▶ [TASK INSTRUCTIONS] Answer with one number: the count of lines in the listing below that hold the word "Ctrl".

Collected data entries:
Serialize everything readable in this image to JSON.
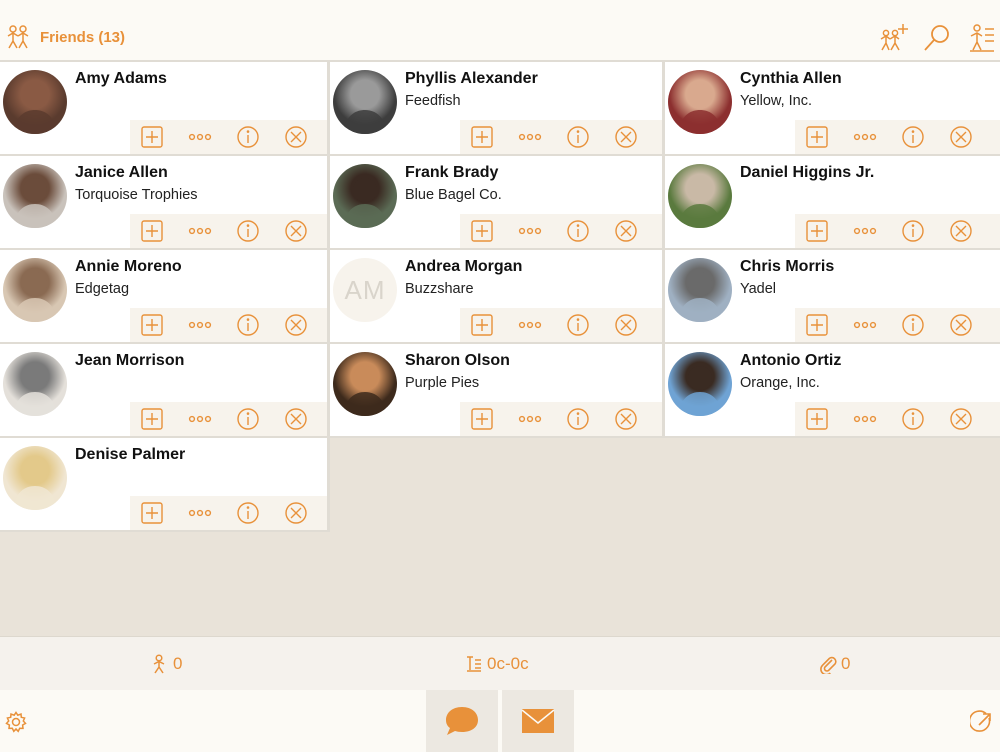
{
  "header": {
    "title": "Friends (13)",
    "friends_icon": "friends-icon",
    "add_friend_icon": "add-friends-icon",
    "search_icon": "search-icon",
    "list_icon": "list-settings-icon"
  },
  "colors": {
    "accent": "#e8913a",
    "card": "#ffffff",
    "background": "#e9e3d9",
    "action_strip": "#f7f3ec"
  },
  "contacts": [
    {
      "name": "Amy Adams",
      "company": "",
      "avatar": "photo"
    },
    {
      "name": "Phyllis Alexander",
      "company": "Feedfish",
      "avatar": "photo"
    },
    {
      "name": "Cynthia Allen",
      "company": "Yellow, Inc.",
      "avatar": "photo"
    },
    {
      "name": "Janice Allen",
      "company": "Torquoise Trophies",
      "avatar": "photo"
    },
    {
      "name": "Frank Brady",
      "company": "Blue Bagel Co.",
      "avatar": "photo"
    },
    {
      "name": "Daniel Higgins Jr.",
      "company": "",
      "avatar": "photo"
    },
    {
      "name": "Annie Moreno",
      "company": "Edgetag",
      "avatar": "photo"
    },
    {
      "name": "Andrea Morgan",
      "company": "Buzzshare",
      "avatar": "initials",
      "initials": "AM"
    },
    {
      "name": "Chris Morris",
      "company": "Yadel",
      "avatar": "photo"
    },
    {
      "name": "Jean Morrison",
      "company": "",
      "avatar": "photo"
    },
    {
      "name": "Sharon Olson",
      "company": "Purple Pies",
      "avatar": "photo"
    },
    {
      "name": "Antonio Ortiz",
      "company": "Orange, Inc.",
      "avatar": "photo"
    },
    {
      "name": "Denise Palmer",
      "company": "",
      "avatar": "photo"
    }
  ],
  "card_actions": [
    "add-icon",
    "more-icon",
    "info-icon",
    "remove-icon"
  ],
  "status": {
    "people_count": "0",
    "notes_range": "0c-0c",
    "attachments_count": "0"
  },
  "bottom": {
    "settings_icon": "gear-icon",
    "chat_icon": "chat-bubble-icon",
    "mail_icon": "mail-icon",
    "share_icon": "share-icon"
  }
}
...
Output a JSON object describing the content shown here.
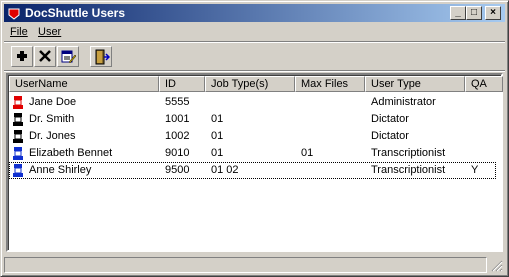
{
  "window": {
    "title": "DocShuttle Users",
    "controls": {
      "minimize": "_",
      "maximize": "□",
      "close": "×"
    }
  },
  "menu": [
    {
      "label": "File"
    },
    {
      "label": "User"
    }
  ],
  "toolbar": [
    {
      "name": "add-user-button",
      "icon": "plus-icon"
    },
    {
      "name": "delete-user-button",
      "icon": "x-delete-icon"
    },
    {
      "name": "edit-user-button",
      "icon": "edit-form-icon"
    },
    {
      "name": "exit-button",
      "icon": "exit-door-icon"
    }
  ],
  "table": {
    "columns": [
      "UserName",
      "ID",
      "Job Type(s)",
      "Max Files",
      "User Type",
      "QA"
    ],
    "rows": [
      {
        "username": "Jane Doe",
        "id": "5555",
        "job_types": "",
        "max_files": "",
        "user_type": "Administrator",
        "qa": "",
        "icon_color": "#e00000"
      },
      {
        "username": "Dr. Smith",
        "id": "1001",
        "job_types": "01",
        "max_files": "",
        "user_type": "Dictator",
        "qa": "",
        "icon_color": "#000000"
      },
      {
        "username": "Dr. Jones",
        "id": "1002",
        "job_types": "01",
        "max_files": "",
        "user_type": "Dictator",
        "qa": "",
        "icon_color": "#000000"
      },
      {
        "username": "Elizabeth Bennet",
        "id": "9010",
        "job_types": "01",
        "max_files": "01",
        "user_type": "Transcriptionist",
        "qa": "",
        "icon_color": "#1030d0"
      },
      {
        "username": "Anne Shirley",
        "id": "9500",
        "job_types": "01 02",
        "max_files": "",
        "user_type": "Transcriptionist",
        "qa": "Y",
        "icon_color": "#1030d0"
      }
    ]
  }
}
* * *
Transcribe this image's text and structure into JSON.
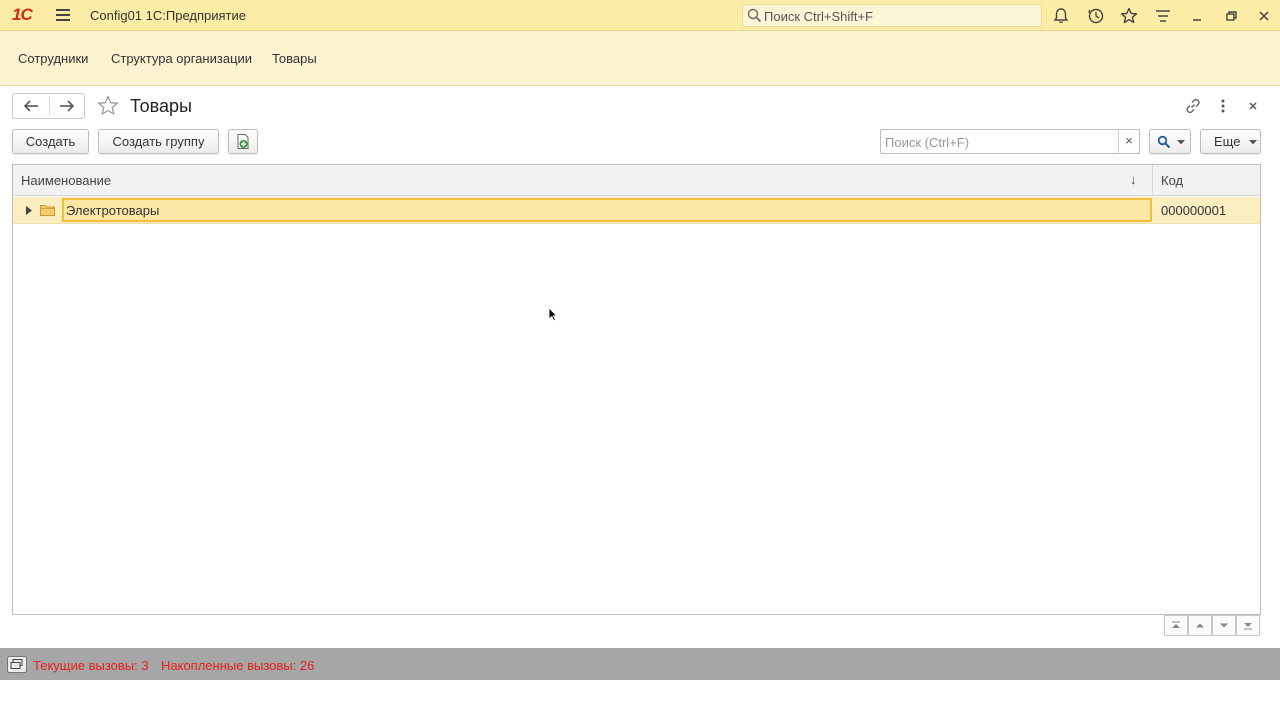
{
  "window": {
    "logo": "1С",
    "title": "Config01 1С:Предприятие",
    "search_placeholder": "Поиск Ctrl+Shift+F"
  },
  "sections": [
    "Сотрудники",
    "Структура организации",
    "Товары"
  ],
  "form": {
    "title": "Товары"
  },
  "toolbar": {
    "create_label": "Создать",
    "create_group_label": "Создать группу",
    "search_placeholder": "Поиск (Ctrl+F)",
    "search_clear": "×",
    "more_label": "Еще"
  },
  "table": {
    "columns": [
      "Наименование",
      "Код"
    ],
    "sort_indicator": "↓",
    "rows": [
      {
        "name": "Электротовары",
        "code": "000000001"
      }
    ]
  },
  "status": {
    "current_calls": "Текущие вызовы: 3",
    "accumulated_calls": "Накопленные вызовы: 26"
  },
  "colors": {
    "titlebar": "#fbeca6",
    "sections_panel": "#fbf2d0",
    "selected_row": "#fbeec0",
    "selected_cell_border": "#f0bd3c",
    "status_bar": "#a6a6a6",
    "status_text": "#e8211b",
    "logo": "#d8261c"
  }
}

▶ [EXPECTED OUTPUT] 2